Material:
— begin —
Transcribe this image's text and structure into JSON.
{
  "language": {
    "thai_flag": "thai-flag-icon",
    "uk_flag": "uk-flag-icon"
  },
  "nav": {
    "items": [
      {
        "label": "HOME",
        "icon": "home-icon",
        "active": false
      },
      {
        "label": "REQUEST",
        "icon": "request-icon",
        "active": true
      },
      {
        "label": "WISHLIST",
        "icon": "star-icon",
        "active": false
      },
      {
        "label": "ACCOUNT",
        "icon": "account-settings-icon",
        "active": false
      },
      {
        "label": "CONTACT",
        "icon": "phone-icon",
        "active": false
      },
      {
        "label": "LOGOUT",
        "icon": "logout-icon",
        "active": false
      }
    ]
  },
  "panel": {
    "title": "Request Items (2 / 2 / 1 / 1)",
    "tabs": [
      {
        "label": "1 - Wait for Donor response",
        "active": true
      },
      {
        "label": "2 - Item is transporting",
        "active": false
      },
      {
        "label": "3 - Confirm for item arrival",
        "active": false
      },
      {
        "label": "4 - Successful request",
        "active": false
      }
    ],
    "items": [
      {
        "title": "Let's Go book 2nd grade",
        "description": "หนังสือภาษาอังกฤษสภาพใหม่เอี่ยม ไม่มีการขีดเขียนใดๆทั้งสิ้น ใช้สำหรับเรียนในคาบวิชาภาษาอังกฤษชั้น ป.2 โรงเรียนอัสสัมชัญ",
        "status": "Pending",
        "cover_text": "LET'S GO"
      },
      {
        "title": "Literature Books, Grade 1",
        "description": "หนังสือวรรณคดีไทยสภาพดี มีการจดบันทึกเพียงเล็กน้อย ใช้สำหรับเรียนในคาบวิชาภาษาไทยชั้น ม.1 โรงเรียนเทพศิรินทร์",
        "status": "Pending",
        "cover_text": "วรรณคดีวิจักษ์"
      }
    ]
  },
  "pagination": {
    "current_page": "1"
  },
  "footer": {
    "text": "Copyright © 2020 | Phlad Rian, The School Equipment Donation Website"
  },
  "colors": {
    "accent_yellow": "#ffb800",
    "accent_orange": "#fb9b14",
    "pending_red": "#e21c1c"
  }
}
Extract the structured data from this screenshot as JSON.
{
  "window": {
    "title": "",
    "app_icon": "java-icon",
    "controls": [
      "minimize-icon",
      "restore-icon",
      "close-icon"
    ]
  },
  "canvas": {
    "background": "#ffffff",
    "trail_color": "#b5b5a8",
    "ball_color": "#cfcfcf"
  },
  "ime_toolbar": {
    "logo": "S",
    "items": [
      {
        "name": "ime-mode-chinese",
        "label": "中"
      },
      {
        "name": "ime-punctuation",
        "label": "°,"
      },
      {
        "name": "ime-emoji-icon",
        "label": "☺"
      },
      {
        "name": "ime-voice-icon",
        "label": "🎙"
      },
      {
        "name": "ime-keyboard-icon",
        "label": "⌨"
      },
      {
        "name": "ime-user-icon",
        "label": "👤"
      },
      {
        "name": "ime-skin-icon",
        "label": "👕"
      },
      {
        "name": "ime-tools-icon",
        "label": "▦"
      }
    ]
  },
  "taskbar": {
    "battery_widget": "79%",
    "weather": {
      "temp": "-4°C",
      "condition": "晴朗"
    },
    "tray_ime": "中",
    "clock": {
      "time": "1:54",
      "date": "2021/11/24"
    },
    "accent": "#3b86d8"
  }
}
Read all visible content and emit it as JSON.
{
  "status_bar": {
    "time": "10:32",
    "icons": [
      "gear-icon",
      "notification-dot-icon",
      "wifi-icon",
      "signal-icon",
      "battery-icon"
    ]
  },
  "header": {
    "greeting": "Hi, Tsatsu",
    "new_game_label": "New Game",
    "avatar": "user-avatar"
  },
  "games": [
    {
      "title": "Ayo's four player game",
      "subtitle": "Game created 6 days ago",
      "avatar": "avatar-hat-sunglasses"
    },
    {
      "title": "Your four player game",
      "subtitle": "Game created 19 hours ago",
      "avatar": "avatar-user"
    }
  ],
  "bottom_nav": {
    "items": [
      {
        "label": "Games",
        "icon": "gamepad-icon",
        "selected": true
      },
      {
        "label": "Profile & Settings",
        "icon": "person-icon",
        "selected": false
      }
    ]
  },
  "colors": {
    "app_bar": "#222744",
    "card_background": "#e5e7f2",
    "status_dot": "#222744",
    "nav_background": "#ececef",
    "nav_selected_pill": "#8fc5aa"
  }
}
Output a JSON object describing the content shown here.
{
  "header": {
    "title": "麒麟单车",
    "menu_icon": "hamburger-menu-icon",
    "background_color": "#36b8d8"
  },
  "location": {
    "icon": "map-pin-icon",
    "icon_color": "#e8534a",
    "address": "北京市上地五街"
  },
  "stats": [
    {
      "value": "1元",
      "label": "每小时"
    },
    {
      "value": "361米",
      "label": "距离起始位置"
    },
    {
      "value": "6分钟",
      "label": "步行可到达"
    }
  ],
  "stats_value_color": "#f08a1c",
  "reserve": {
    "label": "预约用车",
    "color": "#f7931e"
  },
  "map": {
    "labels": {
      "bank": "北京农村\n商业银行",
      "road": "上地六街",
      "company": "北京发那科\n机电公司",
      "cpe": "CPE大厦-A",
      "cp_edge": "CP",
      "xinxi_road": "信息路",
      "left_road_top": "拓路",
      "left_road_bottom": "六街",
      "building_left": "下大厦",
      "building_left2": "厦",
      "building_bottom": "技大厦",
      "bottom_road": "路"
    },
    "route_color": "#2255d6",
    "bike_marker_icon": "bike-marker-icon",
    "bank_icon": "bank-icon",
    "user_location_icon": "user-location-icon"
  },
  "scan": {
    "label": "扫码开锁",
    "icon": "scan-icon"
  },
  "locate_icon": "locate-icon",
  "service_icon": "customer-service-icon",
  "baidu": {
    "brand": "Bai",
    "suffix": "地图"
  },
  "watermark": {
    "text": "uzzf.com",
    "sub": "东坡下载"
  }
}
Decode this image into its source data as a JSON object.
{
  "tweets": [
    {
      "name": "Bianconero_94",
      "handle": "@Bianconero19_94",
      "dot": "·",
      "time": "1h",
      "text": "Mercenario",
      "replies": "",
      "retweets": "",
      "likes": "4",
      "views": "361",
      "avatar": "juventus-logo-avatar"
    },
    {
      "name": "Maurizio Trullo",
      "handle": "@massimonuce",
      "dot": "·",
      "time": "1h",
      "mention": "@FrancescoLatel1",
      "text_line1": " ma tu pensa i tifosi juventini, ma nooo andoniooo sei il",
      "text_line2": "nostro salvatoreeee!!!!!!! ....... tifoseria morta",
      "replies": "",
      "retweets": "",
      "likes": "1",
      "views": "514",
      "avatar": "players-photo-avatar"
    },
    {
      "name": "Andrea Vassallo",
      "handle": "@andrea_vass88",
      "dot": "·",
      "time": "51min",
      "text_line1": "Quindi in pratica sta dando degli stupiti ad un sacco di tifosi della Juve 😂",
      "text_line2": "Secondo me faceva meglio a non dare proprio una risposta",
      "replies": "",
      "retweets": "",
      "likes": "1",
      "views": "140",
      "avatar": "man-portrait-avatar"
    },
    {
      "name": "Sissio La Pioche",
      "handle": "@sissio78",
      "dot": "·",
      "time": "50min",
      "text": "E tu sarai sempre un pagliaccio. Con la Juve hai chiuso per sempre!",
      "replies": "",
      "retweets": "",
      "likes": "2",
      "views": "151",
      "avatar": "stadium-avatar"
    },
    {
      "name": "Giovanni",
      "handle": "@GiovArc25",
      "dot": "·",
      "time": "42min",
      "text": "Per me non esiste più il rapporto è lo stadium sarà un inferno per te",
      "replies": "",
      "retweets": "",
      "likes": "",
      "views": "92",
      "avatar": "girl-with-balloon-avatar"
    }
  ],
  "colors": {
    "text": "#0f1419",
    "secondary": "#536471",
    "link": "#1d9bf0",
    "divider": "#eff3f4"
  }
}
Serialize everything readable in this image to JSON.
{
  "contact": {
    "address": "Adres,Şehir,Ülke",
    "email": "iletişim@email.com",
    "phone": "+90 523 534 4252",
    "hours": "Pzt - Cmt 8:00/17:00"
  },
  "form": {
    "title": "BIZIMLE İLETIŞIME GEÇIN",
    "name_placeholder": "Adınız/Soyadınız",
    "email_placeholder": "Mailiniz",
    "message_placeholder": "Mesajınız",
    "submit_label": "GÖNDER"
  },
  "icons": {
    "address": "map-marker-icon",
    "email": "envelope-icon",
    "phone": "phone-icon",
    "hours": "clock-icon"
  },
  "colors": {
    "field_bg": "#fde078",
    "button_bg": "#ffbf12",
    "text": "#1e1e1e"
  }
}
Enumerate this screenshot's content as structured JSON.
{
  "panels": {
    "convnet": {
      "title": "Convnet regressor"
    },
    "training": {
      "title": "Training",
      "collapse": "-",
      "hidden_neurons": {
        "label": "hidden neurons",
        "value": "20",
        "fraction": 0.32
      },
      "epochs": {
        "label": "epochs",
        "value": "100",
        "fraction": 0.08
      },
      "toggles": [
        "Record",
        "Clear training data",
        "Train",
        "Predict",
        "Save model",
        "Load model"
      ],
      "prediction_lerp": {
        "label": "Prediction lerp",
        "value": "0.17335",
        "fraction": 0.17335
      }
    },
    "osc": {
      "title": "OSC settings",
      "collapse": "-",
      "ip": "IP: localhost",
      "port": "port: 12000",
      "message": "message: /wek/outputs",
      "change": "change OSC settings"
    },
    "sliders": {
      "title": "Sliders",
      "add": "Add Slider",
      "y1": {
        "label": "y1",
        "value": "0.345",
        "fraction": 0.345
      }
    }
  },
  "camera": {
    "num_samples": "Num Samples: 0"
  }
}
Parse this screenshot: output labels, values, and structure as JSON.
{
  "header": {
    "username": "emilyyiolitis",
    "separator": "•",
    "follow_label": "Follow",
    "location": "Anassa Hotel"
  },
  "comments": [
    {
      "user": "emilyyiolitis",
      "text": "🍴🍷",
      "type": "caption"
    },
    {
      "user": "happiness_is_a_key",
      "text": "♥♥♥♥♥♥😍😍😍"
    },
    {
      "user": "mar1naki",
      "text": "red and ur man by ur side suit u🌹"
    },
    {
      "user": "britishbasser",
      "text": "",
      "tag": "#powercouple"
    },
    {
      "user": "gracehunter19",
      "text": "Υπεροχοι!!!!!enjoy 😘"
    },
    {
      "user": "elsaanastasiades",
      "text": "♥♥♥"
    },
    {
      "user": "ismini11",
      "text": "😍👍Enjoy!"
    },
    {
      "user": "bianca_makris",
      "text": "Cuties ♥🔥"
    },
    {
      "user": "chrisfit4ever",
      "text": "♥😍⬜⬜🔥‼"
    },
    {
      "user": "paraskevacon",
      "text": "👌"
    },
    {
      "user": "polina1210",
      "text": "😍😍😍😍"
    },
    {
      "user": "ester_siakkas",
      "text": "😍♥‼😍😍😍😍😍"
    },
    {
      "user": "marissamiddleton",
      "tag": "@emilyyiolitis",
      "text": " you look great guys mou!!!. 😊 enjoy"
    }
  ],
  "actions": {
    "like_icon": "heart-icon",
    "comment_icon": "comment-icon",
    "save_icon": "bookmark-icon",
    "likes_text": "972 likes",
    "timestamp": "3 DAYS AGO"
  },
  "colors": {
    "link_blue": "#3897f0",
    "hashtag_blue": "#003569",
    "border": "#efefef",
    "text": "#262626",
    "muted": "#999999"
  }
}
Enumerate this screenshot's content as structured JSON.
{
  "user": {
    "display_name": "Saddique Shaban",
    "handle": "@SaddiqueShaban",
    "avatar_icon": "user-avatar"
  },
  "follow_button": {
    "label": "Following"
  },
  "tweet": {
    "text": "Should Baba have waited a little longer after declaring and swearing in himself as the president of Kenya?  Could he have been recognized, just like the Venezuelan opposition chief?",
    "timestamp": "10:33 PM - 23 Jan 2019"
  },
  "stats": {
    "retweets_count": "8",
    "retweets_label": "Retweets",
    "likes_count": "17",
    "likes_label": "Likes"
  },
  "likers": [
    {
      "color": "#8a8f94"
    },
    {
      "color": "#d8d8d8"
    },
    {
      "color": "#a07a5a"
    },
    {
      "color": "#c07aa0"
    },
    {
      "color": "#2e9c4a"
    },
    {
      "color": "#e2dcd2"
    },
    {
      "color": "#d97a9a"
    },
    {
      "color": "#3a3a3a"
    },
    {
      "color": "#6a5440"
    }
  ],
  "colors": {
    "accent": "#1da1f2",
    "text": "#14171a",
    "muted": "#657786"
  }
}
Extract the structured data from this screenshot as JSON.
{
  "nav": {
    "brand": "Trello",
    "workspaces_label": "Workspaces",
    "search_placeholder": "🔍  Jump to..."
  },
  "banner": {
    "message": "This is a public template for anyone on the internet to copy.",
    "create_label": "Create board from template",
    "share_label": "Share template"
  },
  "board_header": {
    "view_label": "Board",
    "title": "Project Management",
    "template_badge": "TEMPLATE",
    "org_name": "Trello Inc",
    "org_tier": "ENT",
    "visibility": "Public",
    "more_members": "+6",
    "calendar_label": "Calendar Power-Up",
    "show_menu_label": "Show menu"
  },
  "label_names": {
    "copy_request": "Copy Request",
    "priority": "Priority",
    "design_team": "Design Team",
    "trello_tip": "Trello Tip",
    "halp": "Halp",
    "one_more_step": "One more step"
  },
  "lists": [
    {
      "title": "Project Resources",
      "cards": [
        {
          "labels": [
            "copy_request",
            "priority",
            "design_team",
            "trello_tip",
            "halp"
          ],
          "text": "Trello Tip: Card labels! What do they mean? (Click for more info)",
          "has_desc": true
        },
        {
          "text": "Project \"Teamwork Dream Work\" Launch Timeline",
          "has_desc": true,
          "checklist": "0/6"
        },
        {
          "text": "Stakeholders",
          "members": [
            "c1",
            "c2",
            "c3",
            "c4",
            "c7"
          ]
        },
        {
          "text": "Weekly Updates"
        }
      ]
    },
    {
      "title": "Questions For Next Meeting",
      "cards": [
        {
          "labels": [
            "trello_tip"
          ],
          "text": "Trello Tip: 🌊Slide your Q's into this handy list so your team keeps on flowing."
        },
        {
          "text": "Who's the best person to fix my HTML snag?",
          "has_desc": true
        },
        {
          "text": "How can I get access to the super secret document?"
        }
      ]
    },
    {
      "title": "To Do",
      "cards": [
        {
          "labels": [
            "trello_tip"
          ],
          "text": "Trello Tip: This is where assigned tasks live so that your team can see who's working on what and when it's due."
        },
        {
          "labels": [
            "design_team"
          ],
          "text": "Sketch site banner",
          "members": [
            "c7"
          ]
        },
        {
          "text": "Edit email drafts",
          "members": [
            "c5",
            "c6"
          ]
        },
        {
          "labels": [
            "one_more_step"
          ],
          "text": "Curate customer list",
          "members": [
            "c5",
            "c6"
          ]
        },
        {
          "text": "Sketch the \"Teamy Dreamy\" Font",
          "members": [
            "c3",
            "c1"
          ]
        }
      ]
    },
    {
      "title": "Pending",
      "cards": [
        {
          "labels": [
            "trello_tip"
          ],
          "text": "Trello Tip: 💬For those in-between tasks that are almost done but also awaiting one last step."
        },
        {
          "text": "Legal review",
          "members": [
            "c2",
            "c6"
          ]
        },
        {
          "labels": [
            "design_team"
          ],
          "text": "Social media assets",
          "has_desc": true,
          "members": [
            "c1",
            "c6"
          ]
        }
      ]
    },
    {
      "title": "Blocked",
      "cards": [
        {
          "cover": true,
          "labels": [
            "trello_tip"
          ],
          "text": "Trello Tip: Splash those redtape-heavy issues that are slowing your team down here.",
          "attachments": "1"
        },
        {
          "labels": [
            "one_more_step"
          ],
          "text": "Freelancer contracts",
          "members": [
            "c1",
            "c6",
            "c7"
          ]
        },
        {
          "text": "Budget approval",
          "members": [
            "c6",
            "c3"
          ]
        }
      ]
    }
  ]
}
— end —
Goal: Review the preceding data and report every line that includes the string "customer".

Completed exercise:
  "service_icon": "customer-service-icon",
          "text": "Curate customer list",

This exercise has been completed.